Do this> Every line with the word "connected" in it should be extracted from the data that follows.

Supplied information>
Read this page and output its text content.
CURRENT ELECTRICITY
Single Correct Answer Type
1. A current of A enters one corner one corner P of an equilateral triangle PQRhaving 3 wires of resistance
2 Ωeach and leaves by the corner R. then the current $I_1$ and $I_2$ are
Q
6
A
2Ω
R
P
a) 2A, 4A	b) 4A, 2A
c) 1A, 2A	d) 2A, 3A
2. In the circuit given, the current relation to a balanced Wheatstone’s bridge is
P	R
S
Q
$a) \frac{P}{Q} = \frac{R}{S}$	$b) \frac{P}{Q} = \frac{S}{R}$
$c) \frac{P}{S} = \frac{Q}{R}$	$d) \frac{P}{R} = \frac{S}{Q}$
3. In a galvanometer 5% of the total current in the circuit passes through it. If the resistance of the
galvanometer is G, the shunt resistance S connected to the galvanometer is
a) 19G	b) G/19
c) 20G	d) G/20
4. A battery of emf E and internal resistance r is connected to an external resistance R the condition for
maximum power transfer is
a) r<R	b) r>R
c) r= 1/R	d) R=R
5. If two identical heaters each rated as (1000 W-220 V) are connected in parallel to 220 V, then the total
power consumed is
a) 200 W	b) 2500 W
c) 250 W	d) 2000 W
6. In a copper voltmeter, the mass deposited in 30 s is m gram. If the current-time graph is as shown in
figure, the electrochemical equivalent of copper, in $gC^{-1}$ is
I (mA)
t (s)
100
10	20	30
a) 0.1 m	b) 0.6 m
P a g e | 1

Task solution>
galvanometer is G, the shunt resistance S connected to the galvanometer is
4. A battery of emf E and internal resistance r is connected to an external resistance R the condition for
5. If two identical heaters each rated as (1000 W-220 V) are connected in parallel to 220 V, then the total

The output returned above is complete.